# START OF Records shown

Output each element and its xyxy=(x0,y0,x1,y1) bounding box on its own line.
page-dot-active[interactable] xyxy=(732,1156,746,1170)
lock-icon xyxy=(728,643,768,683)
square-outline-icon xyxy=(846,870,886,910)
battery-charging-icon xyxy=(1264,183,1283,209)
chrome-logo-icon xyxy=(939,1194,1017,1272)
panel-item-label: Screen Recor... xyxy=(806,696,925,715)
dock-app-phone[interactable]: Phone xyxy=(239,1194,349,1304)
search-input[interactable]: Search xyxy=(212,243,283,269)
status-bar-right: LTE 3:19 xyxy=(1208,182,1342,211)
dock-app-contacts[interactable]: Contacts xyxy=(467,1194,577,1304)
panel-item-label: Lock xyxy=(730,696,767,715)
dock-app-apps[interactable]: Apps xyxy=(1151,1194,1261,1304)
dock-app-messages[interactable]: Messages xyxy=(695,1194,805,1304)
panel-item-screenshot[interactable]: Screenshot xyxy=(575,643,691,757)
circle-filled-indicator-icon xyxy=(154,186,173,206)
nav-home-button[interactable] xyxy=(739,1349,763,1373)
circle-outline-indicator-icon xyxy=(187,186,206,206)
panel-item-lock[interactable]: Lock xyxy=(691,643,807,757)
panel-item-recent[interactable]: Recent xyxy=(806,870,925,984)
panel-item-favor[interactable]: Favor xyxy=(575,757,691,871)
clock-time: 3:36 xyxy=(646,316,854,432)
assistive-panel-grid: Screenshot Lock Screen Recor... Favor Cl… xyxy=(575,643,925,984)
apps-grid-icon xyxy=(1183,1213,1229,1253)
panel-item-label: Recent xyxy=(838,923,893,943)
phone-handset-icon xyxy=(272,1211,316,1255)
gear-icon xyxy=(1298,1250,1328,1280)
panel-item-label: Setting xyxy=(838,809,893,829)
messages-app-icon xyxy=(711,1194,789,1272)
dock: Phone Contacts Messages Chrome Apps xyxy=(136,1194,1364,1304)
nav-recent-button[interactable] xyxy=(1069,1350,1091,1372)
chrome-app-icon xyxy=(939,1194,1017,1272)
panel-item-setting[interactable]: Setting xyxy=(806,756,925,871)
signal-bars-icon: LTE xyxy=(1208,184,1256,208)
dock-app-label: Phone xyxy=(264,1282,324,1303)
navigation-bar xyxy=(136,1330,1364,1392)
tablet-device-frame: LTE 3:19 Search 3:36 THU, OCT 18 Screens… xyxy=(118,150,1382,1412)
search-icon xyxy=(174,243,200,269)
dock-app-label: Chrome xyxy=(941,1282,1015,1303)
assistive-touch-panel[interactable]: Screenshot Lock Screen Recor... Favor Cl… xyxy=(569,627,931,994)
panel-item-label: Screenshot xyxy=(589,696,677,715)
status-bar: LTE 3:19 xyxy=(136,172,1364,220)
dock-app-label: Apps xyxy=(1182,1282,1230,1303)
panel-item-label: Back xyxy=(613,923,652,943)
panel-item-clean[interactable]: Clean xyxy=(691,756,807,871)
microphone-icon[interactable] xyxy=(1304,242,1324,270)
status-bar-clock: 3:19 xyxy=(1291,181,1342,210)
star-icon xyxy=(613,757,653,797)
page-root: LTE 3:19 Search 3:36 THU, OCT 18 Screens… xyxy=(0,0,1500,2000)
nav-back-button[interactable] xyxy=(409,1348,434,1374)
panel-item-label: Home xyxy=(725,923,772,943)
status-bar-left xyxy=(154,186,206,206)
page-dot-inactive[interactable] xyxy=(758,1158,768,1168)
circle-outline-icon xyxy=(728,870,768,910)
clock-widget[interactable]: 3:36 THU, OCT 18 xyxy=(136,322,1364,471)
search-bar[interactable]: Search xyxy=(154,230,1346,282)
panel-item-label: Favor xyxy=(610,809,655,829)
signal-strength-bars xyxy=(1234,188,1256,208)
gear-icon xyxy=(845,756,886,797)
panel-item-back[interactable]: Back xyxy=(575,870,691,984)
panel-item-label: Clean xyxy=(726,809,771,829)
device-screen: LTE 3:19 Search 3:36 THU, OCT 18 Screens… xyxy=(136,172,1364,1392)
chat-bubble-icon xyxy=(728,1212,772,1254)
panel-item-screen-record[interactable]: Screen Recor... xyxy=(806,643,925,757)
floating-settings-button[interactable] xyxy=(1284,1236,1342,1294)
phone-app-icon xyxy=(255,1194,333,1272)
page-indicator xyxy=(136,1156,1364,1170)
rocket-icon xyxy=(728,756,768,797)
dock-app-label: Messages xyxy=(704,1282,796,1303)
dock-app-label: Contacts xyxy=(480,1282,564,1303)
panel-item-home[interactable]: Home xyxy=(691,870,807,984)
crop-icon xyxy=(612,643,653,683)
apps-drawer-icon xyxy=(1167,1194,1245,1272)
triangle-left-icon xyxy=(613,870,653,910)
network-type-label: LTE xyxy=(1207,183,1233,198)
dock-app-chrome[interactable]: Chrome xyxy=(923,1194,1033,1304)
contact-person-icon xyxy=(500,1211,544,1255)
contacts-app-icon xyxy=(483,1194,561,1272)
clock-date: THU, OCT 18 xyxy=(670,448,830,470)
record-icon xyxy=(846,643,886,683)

# END OF Records shown

* [Directions]:
Can you copy every line of the records above word for word, with nothing changed?

* [Solution to this exercise]:
Output each element and its xyxy=(x0,y0,x1,y1) bounding box on its own line.
page-dot-active[interactable] xyxy=(732,1156,746,1170)
lock-icon xyxy=(728,643,768,683)
square-outline-icon xyxy=(846,870,886,910)
battery-charging-icon xyxy=(1264,183,1283,209)
chrome-logo-icon xyxy=(939,1194,1017,1272)
panel-item-label: Screen Recor... xyxy=(806,696,925,715)
dock-app-phone[interactable]: Phone xyxy=(239,1194,349,1304)
search-input[interactable]: Search xyxy=(212,243,283,269)
status-bar-right: LTE 3:19 xyxy=(1208,182,1342,211)
dock-app-contacts[interactable]: Contacts xyxy=(467,1194,577,1304)
panel-item-label: Lock xyxy=(730,696,767,715)
dock-app-apps[interactable]: Apps xyxy=(1151,1194,1261,1304)
dock-app-messages[interactable]: Messages xyxy=(695,1194,805,1304)
panel-item-screenshot[interactable]: Screenshot xyxy=(575,643,691,757)
circle-filled-indicator-icon xyxy=(154,186,173,206)
nav-home-button[interactable] xyxy=(739,1349,763,1373)
circle-outline-indicator-icon xyxy=(187,186,206,206)
panel-item-lock[interactable]: Lock xyxy=(691,643,807,757)
panel-item-recent[interactable]: Recent xyxy=(806,870,925,984)
panel-item-favor[interactable]: Favor xyxy=(575,757,691,871)
clock-time: 3:36 xyxy=(646,316,854,432)
assistive-panel-grid: Screenshot Lock Screen Recor... Favor Cl… xyxy=(575,643,925,984)
apps-grid-icon xyxy=(1183,1213,1229,1253)
panel-item-label: Recent xyxy=(838,923,893,943)
phone-handset-icon xyxy=(272,1211,316,1255)
gear-icon xyxy=(1298,1250,1328,1280)
panel-item-label: Setting xyxy=(838,809,893,829)
messages-app-icon xyxy=(711,1194,789,1272)
dock: Phone Contacts Messages Chrome Apps xyxy=(136,1194,1364,1304)
nav-recent-button[interactable] xyxy=(1069,1350,1091,1372)
chrome-app-icon xyxy=(939,1194,1017,1272)
panel-item-setting[interactable]: Setting xyxy=(806,756,925,871)
signal-bars-icon: LTE xyxy=(1208,184,1256,208)
dock-app-label: Phone xyxy=(264,1282,324,1303)
navigation-bar xyxy=(136,1330,1364,1392)
tablet-device-frame: LTE 3:19 Search 3:36 THU, OCT 18 Screens… xyxy=(118,150,1382,1412)
search-icon xyxy=(174,243,200,269)
dock-app-label: Chrome xyxy=(941,1282,1015,1303)
assistive-touch-panel[interactable]: Screenshot Lock Screen Recor... Favor Cl… xyxy=(569,627,931,994)
panel-item-label: Screenshot xyxy=(589,696,677,715)
status-bar: LTE 3:19 xyxy=(136,172,1364,220)
dock-app-label: Apps xyxy=(1182,1282,1230,1303)
panel-item-label: Back xyxy=(613,923,652,943)
panel-item-clean[interactable]: Clean xyxy=(691,756,807,871)
microphone-icon[interactable] xyxy=(1304,242,1324,270)
status-bar-clock: 3:19 xyxy=(1291,181,1342,210)
star-icon xyxy=(613,757,653,797)
page-root: LTE 3:19 Search 3:36 THU, OCT 18 Screens… xyxy=(0,0,1500,2000)
nav-back-button[interactable] xyxy=(409,1348,434,1374)
panel-item-label: Home xyxy=(725,923,772,943)
status-bar-left xyxy=(154,186,206,206)
page-dot-inactive[interactable] xyxy=(758,1158,768,1168)
circle-outline-icon xyxy=(728,870,768,910)
clock-widget[interactable]: 3:36 THU, OCT 18 xyxy=(136,322,1364,471)
search-bar[interactable]: Search xyxy=(154,230,1346,282)
panel-item-label: Favor xyxy=(610,809,655,829)
signal-strength-bars xyxy=(1234,188,1256,208)
gear-icon xyxy=(845,756,886,797)
panel-item-back[interactable]: Back xyxy=(575,870,691,984)
panel-item-label: Clean xyxy=(726,809,771,829)
device-screen: LTE 3:19 Search 3:36 THU, OCT 18 Screens… xyxy=(136,172,1364,1392)
chat-bubble-icon xyxy=(728,1212,772,1254)
panel-item-screen-record[interactable]: Screen Recor... xyxy=(806,643,925,757)
floating-settings-button[interactable] xyxy=(1284,1236,1342,1294)
phone-app-icon xyxy=(255,1194,333,1272)
page-indicator xyxy=(136,1156,1364,1170)
rocket-icon xyxy=(728,756,768,797)
dock-app-label: Messages xyxy=(704,1282,796,1303)
dock-app-label: Contacts xyxy=(480,1282,564,1303)
panel-item-home[interactable]: Home xyxy=(691,870,807,984)
crop-icon xyxy=(612,643,653,683)
apps-drawer-icon xyxy=(1167,1194,1245,1272)
triangle-left-icon xyxy=(613,870,653,910)
network-type-label: LTE xyxy=(1207,183,1233,198)
dock-app-chrome[interactable]: Chrome xyxy=(923,1194,1033,1304)
contact-person-icon xyxy=(500,1211,544,1255)
contacts-app-icon xyxy=(483,1194,561,1272)
clock-date: THU, OCT 18 xyxy=(670,448,830,470)
record-icon xyxy=(846,643,886,683)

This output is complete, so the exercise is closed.